▶ STATED TASK
Wherever a line holds the word "perché", copy that line out.

▶ DATA LISTING
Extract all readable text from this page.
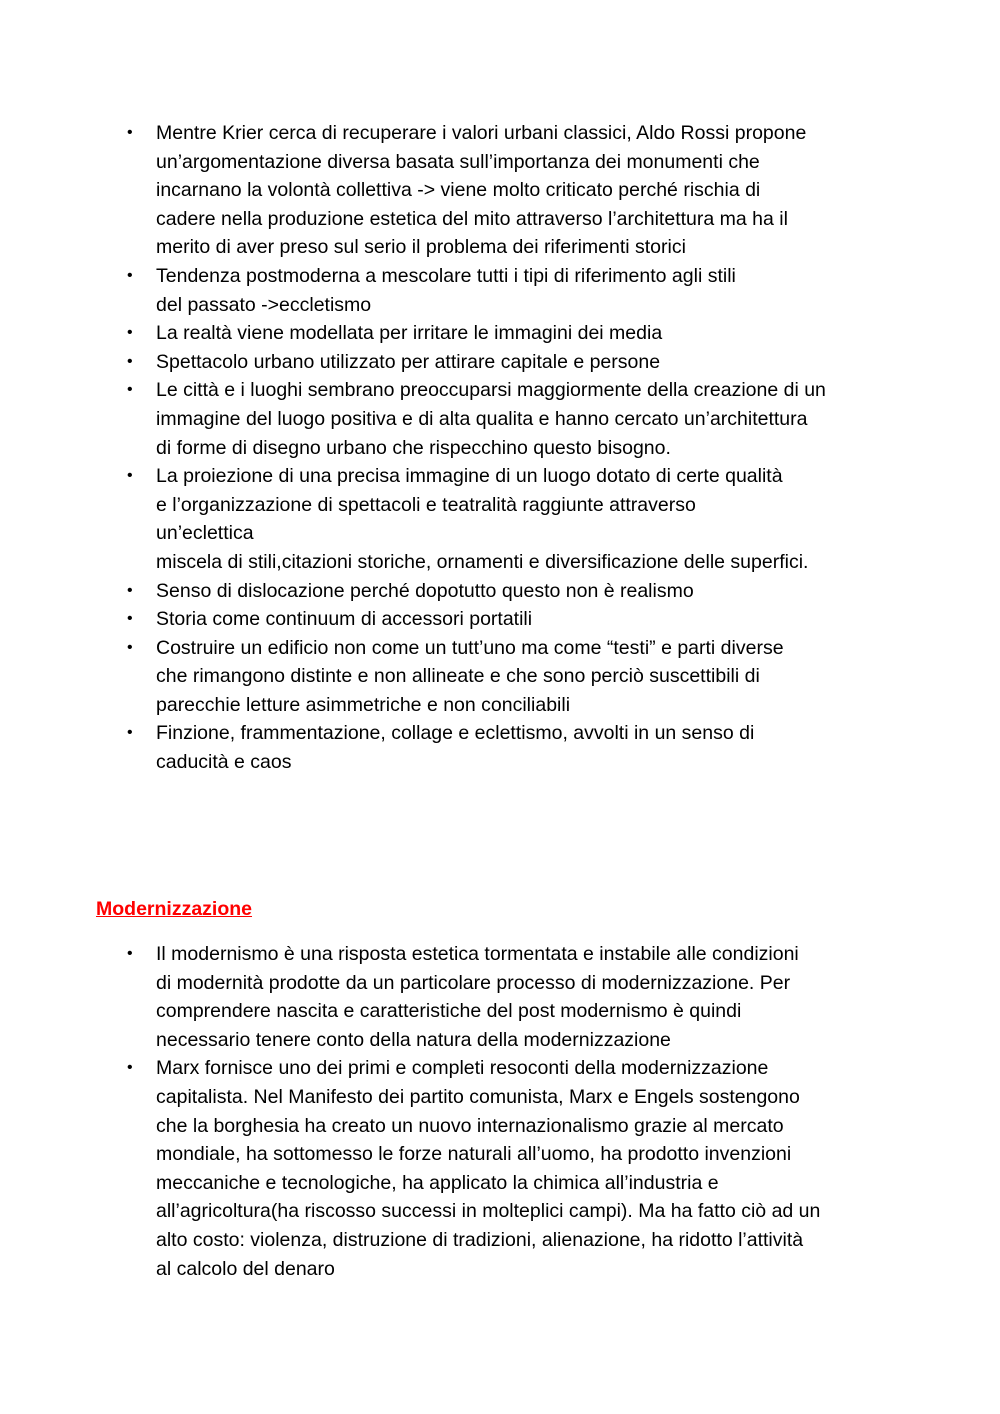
•	Mentre Krier cerca di recuperare i valori urbani classici, Aldo Rossi propone
un’argomentazione diversa basata sull’importanza dei monumenti che
incarnano la volontà collettiva -> viene molto criticato perché rischia di
cadere nella produzione estetica del mito attraverso l’architettura ma ha il
merito di aver preso sul serio il problema dei riferimenti storici
•	Tendenza postmoderna a mescolare tutti i tipi di riferimento agli stili
del passato ->eccletismo
•	La realtà viene modellata per irritare le immagini dei media
•	Spettacolo urbano utilizzato per attirare capitale e persone
•	Le città e i luoghi sembrano preoccuparsi maggiormente della creazione di un
immagine del luogo positiva e di alta qualita e hanno cercato un’architettura
di forme di disegno urbano che rispecchino questo bisogno.
•	La proiezione di una precisa immagine di un luogo dotato di certe qualità
e l’organizzazione di spettacoli e teatralità raggiunte attraverso
un’eclettica
miscela di stili,citazioni storiche, ornamenti e diversificazione delle superfici.
•	Senso di dislocazione perché dopotutto questo non è realismo
•	Storia come continuum di accessori portatili
•	Costruire un edificio non come un tutt’uno ma come “testi” e parti diverse
che rimangono distinte e non allineate e che sono perciò suscettibili di
parecchie letture asimmetriche e non conciliabili
•	Finzione, frammentazione, collage e eclettismo, avvolti in un senso di
caducità e caos
Modernizzazione
•	Il modernismo è una risposta estetica tormentata e instabile alle condizioni
di modernità prodotte da un particolare processo di modernizzazione. Per
comprendere nascita e caratteristiche del post modernismo è quindi
necessario tenere conto della natura della modernizzazione
•	Marx fornisce uno dei primi e completi resoconti della modernizzazione
capitalista. Nel Manifesto dei partito comunista, Marx e Engels sostengono
che la borghesia ha creato un nuovo internazionalismo grazie al mercato
mondiale, ha sottomesso le forze naturali all’uomo, ha prodotto invenzioni
meccaniche e tecnologiche, ha applicato la chimica all’industria e
all’agricoltura(ha riscosso successi in molteplici campi). Ma ha fatto ciò ad un
alto costo: violenza, distruzione di tradizioni, alienazione, ha ridotto l’attività
al calcolo del denaro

▶ OUTPUT FOR THIS EXERCISE
incarnano la volontà collettiva -> viene molto criticato perché rischia di
•	Senso di dislocazione perché dopotutto questo non è realismo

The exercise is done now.